■ Goal
Scan the data below and pick out the lines containing the word "type".

■ Extracted records

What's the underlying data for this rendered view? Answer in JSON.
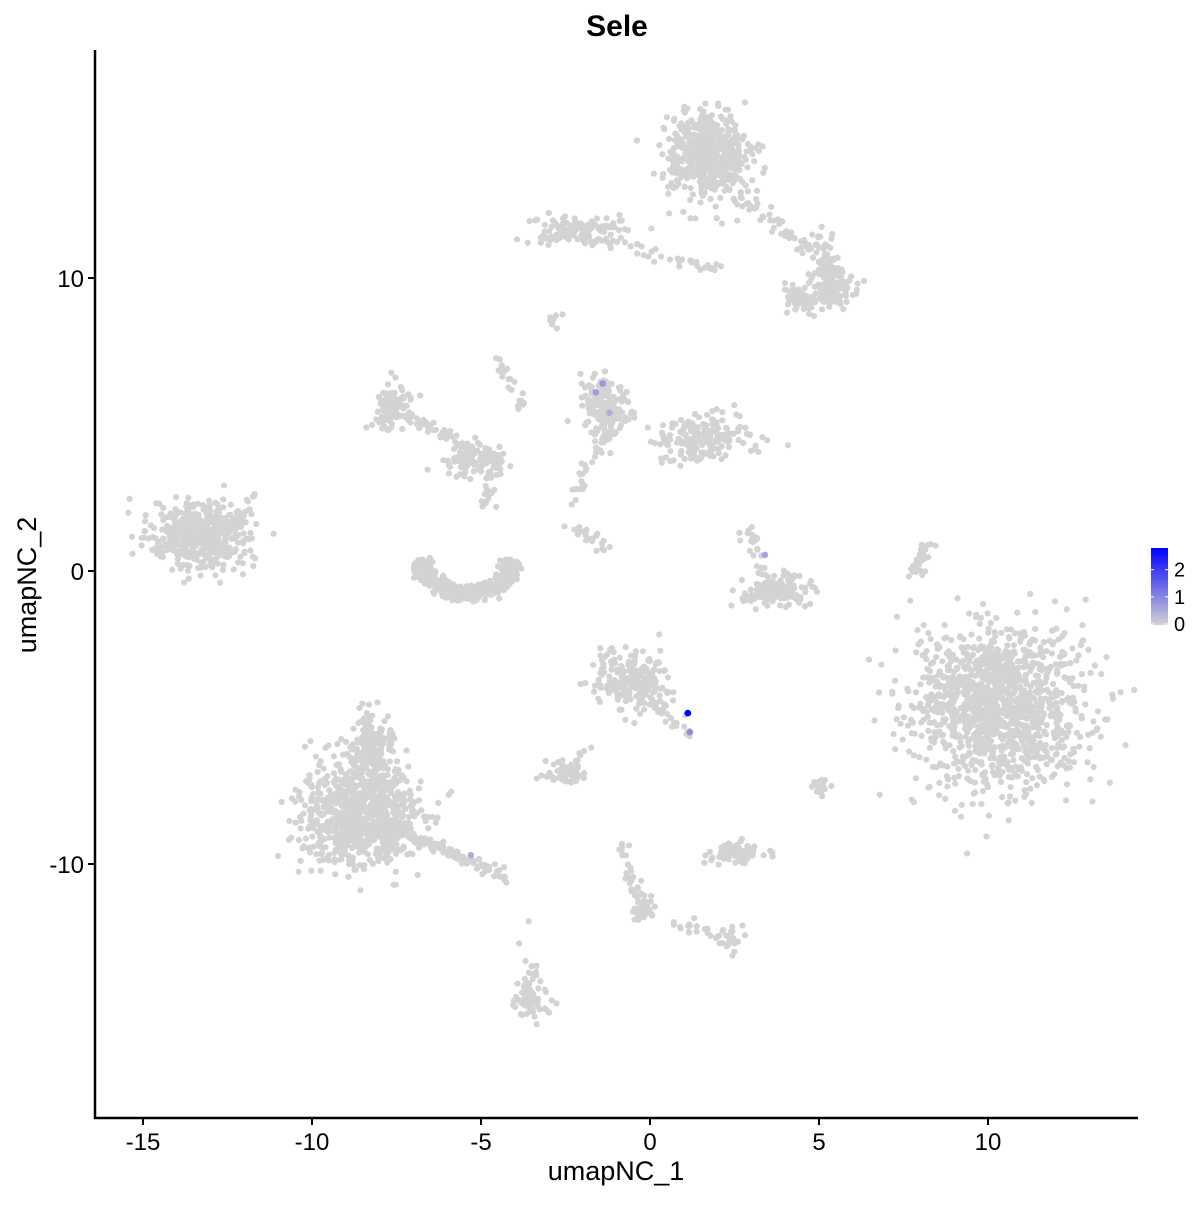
{
  "chart_data": {
    "type": "scatter",
    "title": "Sele",
    "xlabel": "umapNC_1",
    "ylabel": "umapNC_2",
    "xlim": [
      -16.3,
      14.5
    ],
    "ylim": [
      -18.5,
      17.7
    ],
    "xticks": [
      -15,
      -10,
      -5,
      0,
      5,
      10
    ],
    "yticks": [
      -10,
      0,
      10
    ],
    "grid": false,
    "legend": {
      "position": "right",
      "ticks": [
        0,
        1,
        2
      ],
      "range": [
        0,
        2.8
      ],
      "low_color": "#d3d3d3",
      "high_color": "#0000ff"
    },
    "point_color": "#d3d3d3",
    "clusters_approx": [
      {
        "center": [
          1.7,
          14.2
        ],
        "spread": [
          0.6,
          0.7
        ],
        "n": 550
      },
      {
        "center": [
          -2.2,
          11.7
        ],
        "spread": [
          0.7,
          0.25
        ],
        "n": 110
      },
      {
        "center": [
          5.3,
          9.6
        ],
        "spread": [
          0.35,
          0.35
        ],
        "n": 110
      },
      {
        "center": [
          4.4,
          9.2
        ],
        "spread": [
          0.3,
          0.25
        ],
        "n": 50
      },
      {
        "center": [
          -13.3,
          1.2
        ],
        "spread": [
          0.75,
          0.55
        ],
        "n": 450
      },
      {
        "center": [
          -7.6,
          5.6
        ],
        "spread": [
          0.3,
          0.35
        ],
        "n": 120
      },
      {
        "center": [
          -5.2,
          3.8
        ],
        "spread": [
          0.5,
          0.25
        ],
        "n": 80
      },
      {
        "center": [
          -1.4,
          5.6
        ],
        "spread": [
          0.35,
          0.5
        ],
        "n": 150
      },
      {
        "center": [
          1.6,
          4.5
        ],
        "spread": [
          0.7,
          0.35
        ],
        "n": 180
      },
      {
        "center": [
          3.7,
          -0.7
        ],
        "spread": [
          0.6,
          0.25
        ],
        "n": 130
      },
      {
        "center": [
          10.3,
          -4.6
        ],
        "spread": [
          1.25,
          1.35
        ],
        "n": 1300
      },
      {
        "center": [
          -0.6,
          -3.7
        ],
        "spread": [
          0.55,
          0.5
        ],
        "n": 220
      },
      {
        "center": [
          -8.6,
          -8.4
        ],
        "spread": [
          0.85,
          0.9
        ],
        "n": 900
      },
      {
        "center": [
          -8.3,
          -6.0
        ],
        "spread": [
          0.35,
          0.6
        ],
        "n": 150
      },
      {
        "center": [
          -2.5,
          -6.9
        ],
        "spread": [
          0.3,
          0.2
        ],
        "n": 50
      },
      {
        "center": [
          2.5,
          -9.6
        ],
        "spread": [
          0.4,
          0.2
        ],
        "n": 70
      },
      {
        "center": [
          2.4,
          -12.6
        ],
        "spread": [
          0.2,
          0.2
        ],
        "n": 25
      },
      {
        "center": [
          -3.5,
          -14.6
        ],
        "spread": [
          0.25,
          0.3
        ],
        "n": 70
      },
      {
        "center": [
          5.0,
          -7.4
        ],
        "spread": [
          0.15,
          0.15
        ],
        "n": 20
      },
      {
        "center": [
          -0.2,
          -11.5
        ],
        "spread": [
          0.2,
          0.25
        ],
        "n": 30
      }
    ],
    "bowl_approx": {
      "center": [
        -5.4,
        0.3
      ],
      "radius": [
        1.5,
        1.2
      ],
      "n": 450
    },
    "strands_approx": [
      {
        "from": [
          -2.5,
          11.6
        ],
        "to": [
          2.0,
          10.3
        ],
        "n": 50
      },
      {
        "from": [
          2.7,
          12.8
        ],
        "to": [
          5.8,
          10.0
        ],
        "n": 70
      },
      {
        "from": [
          4.9,
          11.7
        ],
        "to": [
          5.5,
          10.2
        ],
        "n": 30
      },
      {
        "from": [
          -12.5,
          1.4
        ],
        "to": [
          -11.6,
          2.6
        ],
        "n": 25
      },
      {
        "from": [
          -7.3,
          5.4
        ],
        "to": [
          -4.5,
          3.7
        ],
        "n": 60
      },
      {
        "from": [
          -4.6,
          3.5
        ],
        "to": [
          -4.8,
          2.1
        ],
        "n": 25
      },
      {
        "from": [
          -4.5,
          7.3
        ],
        "to": [
          -3.7,
          5.5
        ],
        "n": 25
      },
      {
        "from": [
          -2.3,
          2.4
        ],
        "to": [
          -1.2,
          5.0
        ],
        "n": 40
      },
      {
        "from": [
          -2.4,
          1.6
        ],
        "to": [
          -1.2,
          0.7
        ],
        "n": 20
      },
      {
        "from": [
          -0.6,
          -3.8
        ],
        "to": [
          1.2,
          -5.6
        ],
        "n": 30
      },
      {
        "from": [
          -8.0,
          -8.7
        ],
        "to": [
          -4.0,
          -10.5
        ],
        "n": 120
      },
      {
        "from": [
          -3.8,
          -11.7
        ],
        "to": [
          -3.4,
          -14.2
        ],
        "n": 15
      },
      {
        "from": [
          -0.8,
          -9.3
        ],
        "to": [
          -0.2,
          -11.8
        ],
        "n": 40
      },
      {
        "from": [
          0.4,
          -11.9
        ],
        "to": [
          2.2,
          -12.5
        ],
        "n": 20
      },
      {
        "from": [
          7.8,
          -0.2
        ],
        "to": [
          8.3,
          1.0
        ],
        "n": 30
      },
      {
        "from": [
          -3.0,
          8.4
        ],
        "to": [
          -2.8,
          8.7
        ],
        "n": 8
      },
      {
        "from": [
          2.8,
          1.5
        ],
        "to": [
          3.4,
          0.0
        ],
        "n": 25
      },
      {
        "from": [
          -3.2,
          -7.2
        ],
        "to": [
          -1.5,
          -6.0
        ],
        "n": 15
      }
    ],
    "expressing_cells": [
      {
        "x": 1.12,
        "y": -4.85,
        "value": 2.8
      },
      {
        "x": 1.18,
        "y": -5.5,
        "value": 0.9
      },
      {
        "x": -1.4,
        "y": 6.4,
        "value": 0.8
      },
      {
        "x": -1.6,
        "y": 6.1,
        "value": 0.7
      },
      {
        "x": -1.2,
        "y": 5.4,
        "value": 0.5
      },
      {
        "x": 3.4,
        "y": 0.55,
        "value": 0.6
      },
      {
        "x": -5.3,
        "y": -9.7,
        "value": 0.5
      }
    ]
  }
}
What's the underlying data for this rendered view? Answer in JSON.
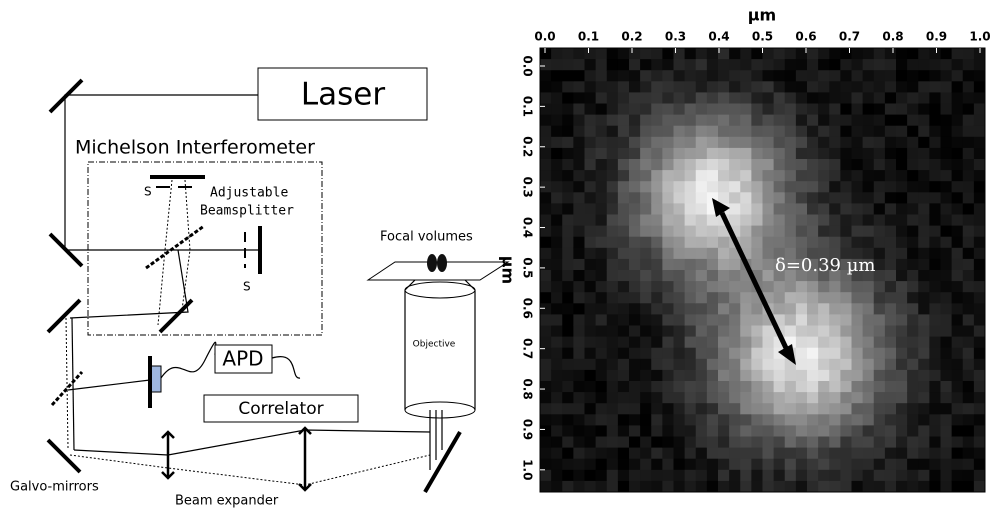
{
  "setup": {
    "laser": "Laser",
    "interferometer": "Michelson Interferometer",
    "shutter_top": "S",
    "shutter_right": "S",
    "beamsplitter_line1": "Adjustable",
    "beamsplitter_line2": "Beamsplitter",
    "focal_volumes": "Focal volumes",
    "objective": "Objective",
    "apd": "APD",
    "correlator": "Correlator",
    "galvo": "Galvo-mirrors",
    "beam_expander": "Beam expander"
  },
  "image_panel": {
    "x_label": "µm",
    "y_label": "µm",
    "annotation": "δ=0.39 µm",
    "xlim": [
      0,
      1
    ],
    "ylim": [
      0,
      1.05
    ],
    "xticks": [
      {
        "value": 0,
        "label": "0.0"
      },
      {
        "value": 0.1,
        "label": "0.1"
      },
      {
        "value": 0.2,
        "label": "0.2"
      },
      {
        "value": 0.3,
        "label": "0.3"
      },
      {
        "value": 0.4,
        "label": "0.4"
      },
      {
        "value": 0.5,
        "label": "0.5"
      },
      {
        "value": 0.6,
        "label": "0.6"
      },
      {
        "value": 0.7,
        "label": "0.7"
      },
      {
        "value": 0.8,
        "label": "0.8"
      },
      {
        "value": 0.9,
        "label": "0.9"
      },
      {
        "value": 1,
        "label": "1.0"
      }
    ],
    "yticks": [
      {
        "value": 0,
        "label": "0.0"
      },
      {
        "value": 0.1,
        "label": "0.1"
      },
      {
        "value": 0.2,
        "label": "0.2"
      },
      {
        "value": 0.3,
        "label": "0.3"
      },
      {
        "value": 0.4,
        "label": "0.4"
      },
      {
        "value": 0.5,
        "label": "0.5"
      },
      {
        "value": 0.6,
        "label": "0.6"
      },
      {
        "value": 0.7,
        "label": "0.7"
      },
      {
        "value": 0.8,
        "label": "0.8"
      },
      {
        "value": 0.9,
        "label": "0.9"
      },
      {
        "value": 1,
        "label": "1.0"
      }
    ]
  }
}
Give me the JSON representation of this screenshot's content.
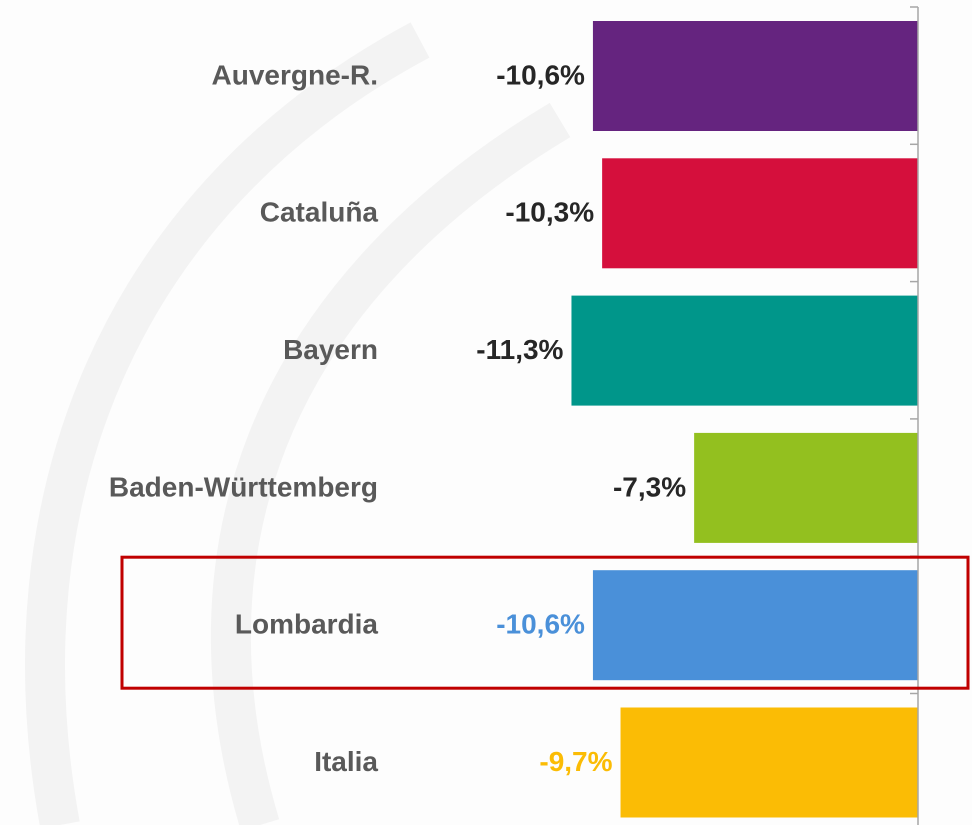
{
  "chart_data": {
    "type": "barh",
    "categories": [
      "Auvergne-R.",
      "Cataluña",
      "Bayern",
      "Baden-Württemberg",
      "Lombardia",
      "Italia"
    ],
    "values": [
      -10.6,
      -10.3,
      -11.3,
      -7.3,
      -10.6,
      -9.7
    ],
    "value_labels": [
      "-10,6%",
      "-10,3%",
      "-11,3%",
      "-7,3%",
      "-10,6%",
      "-9,7%"
    ],
    "colors": [
      "#65247f",
      "#d50f3c",
      "#00968a",
      "#93c01f",
      "#4a90d9",
      "#fbbc05"
    ],
    "value_label_colors": [
      "#262626",
      "#262626",
      "#262626",
      "#262626",
      "#4a90d9",
      "#fbbc05"
    ],
    "highlight": 4,
    "xlim": [
      -12,
      0
    ]
  }
}
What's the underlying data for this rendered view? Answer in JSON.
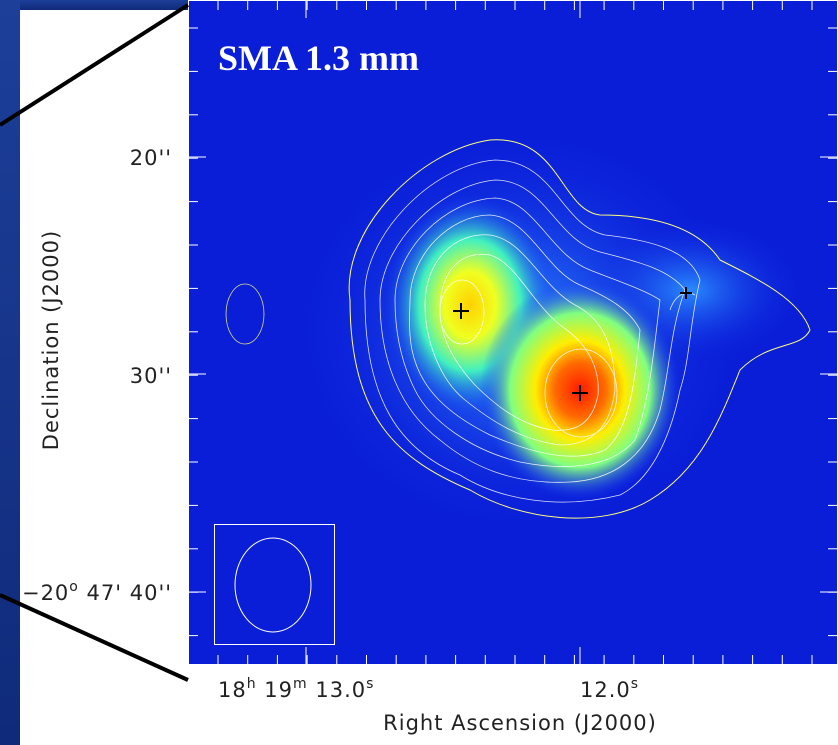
{
  "image": {
    "title": "SMA 1.3 mm",
    "y_axis": {
      "label": "Declination  (J2000)",
      "ticks": [
        {
          "main": "20''"
        },
        {
          "main": "30''"
        },
        {
          "main": "−20",
          "sup": "o",
          "rest": " 47' 40''"
        }
      ]
    },
    "x_axis": {
      "label": "Right Ascension  (J2000)",
      "ticks": [
        {
          "h": "18",
          "h_unit": "h",
          "m": "19",
          "m_unit": "m",
          "s": "13.0",
          "s_unit": "s"
        },
        {
          "s": "12.0",
          "s_unit": "s"
        }
      ]
    }
  }
}
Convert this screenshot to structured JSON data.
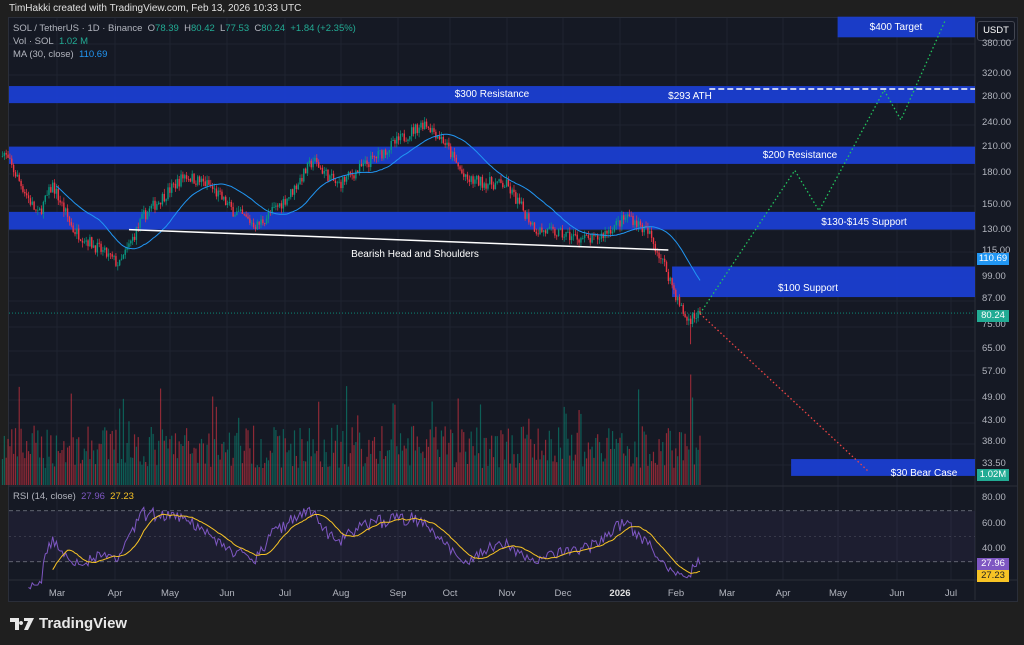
{
  "header": {
    "credit": "TimHakki created with TradingView.com, Feb 13, 2026 10:33 UTC"
  },
  "legend": {
    "symbol": "SOL / TetherUS · 1D · Binance",
    "open_label": "O",
    "open": "78.39",
    "high_label": "H",
    "high": "80.42",
    "low_label": "L",
    "low": "77.53",
    "close_label": "C",
    "close": "80.24",
    "change": "+1.84 (+2.35%)",
    "vol_label": "Vol · SOL",
    "vol": "1.02 M",
    "ma_label": "MA (30, close)",
    "ma": "110.69",
    "rsi_label": "RSI (14, close)",
    "rsi": "27.96",
    "rsi_ma": "27.23"
  },
  "currency": "USDT",
  "footer": {
    "brand": "TradingView"
  },
  "colors": {
    "up": "#089981",
    "down": "#f23645",
    "ma": "#2196f3",
    "zone": "#1b3fd6",
    "rsi": "#7e57c2",
    "rsi_ma": "#f7c325",
    "bull_path": "#22c55e",
    "bear_path": "#ef4444"
  },
  "chart_data": {
    "type": "candlestick",
    "scale": "log",
    "symbol": "SOL/USDT",
    "interval": "1D",
    "ylim": [
      31,
      450
    ],
    "y_ticks": [
      "380.00",
      "320.00",
      "280.00",
      "240.00",
      "210.00",
      "180.00",
      "150.00",
      "130.00",
      "115.00",
      "99.00",
      "87.00",
      "75.00",
      "65.00",
      "57.00",
      "49.00",
      "43.00",
      "38.00",
      "33.50"
    ],
    "x_ticks": [
      "Mar",
      "Apr",
      "May",
      "Jun",
      "Jul",
      "Aug",
      "Sep",
      "Oct",
      "Nov",
      "Dec",
      "2026",
      "Feb",
      "Mar",
      "Apr",
      "May",
      "Jun",
      "Jul"
    ],
    "price_path": [
      [
        "2025-02-03",
        206
      ],
      [
        "2025-02-22",
        141
      ],
      [
        "2025-03-02",
        168
      ],
      [
        "2025-03-13",
        130
      ],
      [
        "2025-04-07",
        106
      ],
      [
        "2025-04-20",
        141
      ],
      [
        "2025-05-12",
        178
      ],
      [
        "2025-05-25",
        168
      ],
      [
        "2025-06-07",
        145
      ],
      [
        "2025-06-20",
        133
      ],
      [
        "2025-07-07",
        158
      ],
      [
        "2025-07-20",
        194
      ],
      [
        "2025-08-02",
        168
      ],
      [
        "2025-08-28",
        206
      ],
      [
        "2025-09-18",
        242
      ],
      [
        "2025-09-28",
        218
      ],
      [
        "2025-10-10",
        173
      ],
      [
        "2025-11-01",
        168
      ],
      [
        "2025-11-17",
        130
      ],
      [
        "2025-12-18",
        122
      ],
      [
        "2026-01-06",
        141
      ],
      [
        "2026-01-17",
        126
      ],
      [
        "2026-01-26",
        103
      ],
      [
        "2026-02-02",
        84
      ],
      [
        "2026-02-06",
        77
      ],
      [
        "2026-02-13",
        80.24
      ]
    ],
    "last": {
      "close": 80.24,
      "ma30": 110.69,
      "volume": "1.02M",
      "rsi": 27.96,
      "rsi_ma": 27.23
    },
    "rsi_ticks": [
      "80.00",
      "60.00",
      "40.00"
    ],
    "rsi_levels": [
      70,
      30
    ],
    "zones": [
      {
        "label": "$400 Target",
        "from": 395,
        "to": 445,
        "start": "2026-04-28"
      },
      {
        "label": "$300 Resistance",
        "from": 270,
        "to": 298,
        "start": "2025-02-03"
      },
      {
        "label": "$200 Resistance",
        "from": 190,
        "to": 210,
        "start": "2025-02-03"
      },
      {
        "label": "$130-$145 Support",
        "from": 130,
        "to": 144,
        "start": "2025-02-03"
      },
      {
        "label": "$100 Support",
        "from": 88,
        "to": 105,
        "start": "2026-01-29"
      },
      {
        "label": "$30 Bear Case",
        "from": 31.3,
        "to": 34.5,
        "start": "2026-04-03"
      }
    ],
    "ath": {
      "label": "$293 ATH",
      "price": 293,
      "start": "2026-02-18"
    },
    "neckline": {
      "label": "Bearish Head and Shoulders",
      "points": [
        [
          "2025-04-12",
          130
        ],
        [
          "2026-01-27",
          115.5
        ]
      ]
    },
    "bull_projection": [
      [
        "2026-02-13",
        80
      ],
      [
        "2026-04-05",
        183
      ],
      [
        "2026-04-18",
        145
      ],
      [
        "2026-05-23",
        291
      ],
      [
        "2026-06-01",
        245
      ],
      [
        "2026-06-25",
        437
      ]
    ],
    "bear_projection": [
      [
        "2026-02-13",
        80
      ],
      [
        "2026-05-15",
        32
      ]
    ]
  }
}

■ Answer
    "type": "scatter",
    "type": "barh",
    "type": "candlestick",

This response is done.